**Required task:** The exercise asks for every line of the data to be reproduced exactly.

··· Records for the exercise ···

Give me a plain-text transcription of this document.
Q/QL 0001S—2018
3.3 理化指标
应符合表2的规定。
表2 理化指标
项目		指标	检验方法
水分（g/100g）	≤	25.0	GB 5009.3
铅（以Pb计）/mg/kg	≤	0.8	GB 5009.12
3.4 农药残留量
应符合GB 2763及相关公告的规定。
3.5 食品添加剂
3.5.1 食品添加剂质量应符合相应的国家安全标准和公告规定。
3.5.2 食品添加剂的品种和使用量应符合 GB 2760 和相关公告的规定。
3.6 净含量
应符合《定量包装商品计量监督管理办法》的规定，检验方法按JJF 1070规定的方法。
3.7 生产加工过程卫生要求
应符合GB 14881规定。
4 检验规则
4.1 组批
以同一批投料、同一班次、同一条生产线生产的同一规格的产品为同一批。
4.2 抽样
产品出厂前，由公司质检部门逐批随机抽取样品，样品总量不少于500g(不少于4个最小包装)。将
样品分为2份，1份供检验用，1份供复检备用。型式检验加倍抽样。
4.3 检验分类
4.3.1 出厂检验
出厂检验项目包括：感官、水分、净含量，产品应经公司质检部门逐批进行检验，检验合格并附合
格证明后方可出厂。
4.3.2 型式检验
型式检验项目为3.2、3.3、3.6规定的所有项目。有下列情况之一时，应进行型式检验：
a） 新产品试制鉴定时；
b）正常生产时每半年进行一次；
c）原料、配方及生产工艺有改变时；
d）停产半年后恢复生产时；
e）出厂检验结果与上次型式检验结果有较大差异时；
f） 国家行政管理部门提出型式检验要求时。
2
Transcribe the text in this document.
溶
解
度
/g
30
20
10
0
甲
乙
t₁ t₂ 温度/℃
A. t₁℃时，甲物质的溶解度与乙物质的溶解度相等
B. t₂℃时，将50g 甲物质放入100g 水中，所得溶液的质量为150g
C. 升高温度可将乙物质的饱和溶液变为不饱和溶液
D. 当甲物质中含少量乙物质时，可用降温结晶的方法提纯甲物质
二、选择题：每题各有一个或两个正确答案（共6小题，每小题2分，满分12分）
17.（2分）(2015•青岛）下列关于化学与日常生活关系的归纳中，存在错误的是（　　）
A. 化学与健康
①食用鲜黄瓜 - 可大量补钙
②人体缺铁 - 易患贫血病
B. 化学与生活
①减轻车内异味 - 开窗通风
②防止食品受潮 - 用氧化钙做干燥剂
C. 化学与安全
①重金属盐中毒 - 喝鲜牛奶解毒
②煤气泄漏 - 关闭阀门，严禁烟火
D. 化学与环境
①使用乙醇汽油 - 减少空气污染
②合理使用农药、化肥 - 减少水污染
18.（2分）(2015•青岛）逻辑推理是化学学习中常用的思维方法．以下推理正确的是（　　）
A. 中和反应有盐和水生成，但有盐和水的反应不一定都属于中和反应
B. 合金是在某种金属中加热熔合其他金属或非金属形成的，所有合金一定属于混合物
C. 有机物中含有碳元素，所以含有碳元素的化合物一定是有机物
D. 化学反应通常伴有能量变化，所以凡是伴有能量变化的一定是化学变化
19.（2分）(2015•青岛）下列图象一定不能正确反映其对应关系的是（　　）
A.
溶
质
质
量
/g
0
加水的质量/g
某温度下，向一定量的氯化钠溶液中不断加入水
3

···

**Answer to the task:**
Give me a plain-text transcription of this document.
Q/QL 0001S—2018
3.3 理化指标
应符合表2的规定。
表2 理化指标
项目		指标	检验方法
水分（g/100g）	≤	25.0	GB 5009.3
铅（以Pb计）/mg/kg	≤	0.8	GB 5009.12
3.4 农药残留量
应符合GB 2763及相关公告的规定。
3.5 食品添加剂
3.5.1 食品添加剂质量应符合相应的国家安全标准和公告规定。
3.5.2 食品添加剂的品种和使用量应符合 GB 2760 和相关公告的规定。
3.6 净含量
应符合《定量包装商品计量监督管理办法》的规定，检验方法按JJF 1070规定的方法。
3.7 生产加工过程卫生要求
应符合GB 14881规定。
4 检验规则
4.1 组批
以同一批投料、同一班次、同一条生产线生产的同一规格的产品为同一批。
4.2 抽样
产品出厂前，由公司质检部门逐批随机抽取样品，样品总量不少于500g(不少于4个最小包装)。将
样品分为2份，1份供检验用，1份供复检备用。型式检验加倍抽样。
4.3 检验分类
4.3.1 出厂检验
出厂检验项目包括：感官、水分、净含量，产品应经公司质检部门逐批进行检验，检验合格并附合
格证明后方可出厂。
4.3.2 型式检验
型式检验项目为3.2、3.3、3.6规定的所有项目。有下列情况之一时，应进行型式检验：
a） 新产品试制鉴定时；
b）正常生产时每半年进行一次；
c）原料、配方及生产工艺有改变时；
d）停产半年后恢复生产时；
e）出厂检验结果与上次型式检验结果有较大差异时；
f） 国家行政管理部门提出型式检验要求时。
2
Transcribe the text in this document.
溶
解
度
/g
30
20
10
0
甲
乙
t₁ t₂ 温度/℃
A. t₁℃时，甲物质的溶解度与乙物质的溶解度相等
B. t₂℃时，将50g 甲物质放入100g 水中，所得溶液的质量为150g
C. 升高温度可将乙物质的饱和溶液变为不饱和溶液
D. 当甲物质中含少量乙物质时，可用降温结晶的方法提纯甲物质
二、选择题：每题各有一个或两个正确答案（共6小题，每小题2分，满分12分）
17.（2分）(2015•青岛）下列关于化学与日常生活关系的归纳中，存在错误的是（　　）
A. 化学与健康
①食用鲜黄瓜 - 可大量补钙
②人体缺铁 - 易患贫血病
B. 化学与生活
①减轻车内异味 - 开窗通风
②防止食品受潮 - 用氧化钙做干燥剂
C. 化学与安全
①重金属盐中毒 - 喝鲜牛奶解毒
②煤气泄漏 - 关闭阀门，严禁烟火
D. 化学与环境
①使用乙醇汽油 - 减少空气污染
②合理使用农药、化肥 - 减少水污染
18.（2分）(2015•青岛）逻辑推理是化学学习中常用的思维方法．以下推理正确的是（　　）
A. 中和反应有盐和水生成，但有盐和水的反应不一定都属于中和反应
B. 合金是在某种金属中加热熔合其他金属或非金属形成的，所有合金一定属于混合物
C. 有机物中含有碳元素，所以含有碳元素的化合物一定是有机物
D. 化学反应通常伴有能量变化，所以凡是伴有能量变化的一定是化学变化
19.（2分）(2015•青岛）下列图象一定不能正确反映其对应关系的是（　　）
A.
溶
质
质
量
/g
0
加水的质量/g
某温度下，向一定量的氯化钠溶液中不断加入水
3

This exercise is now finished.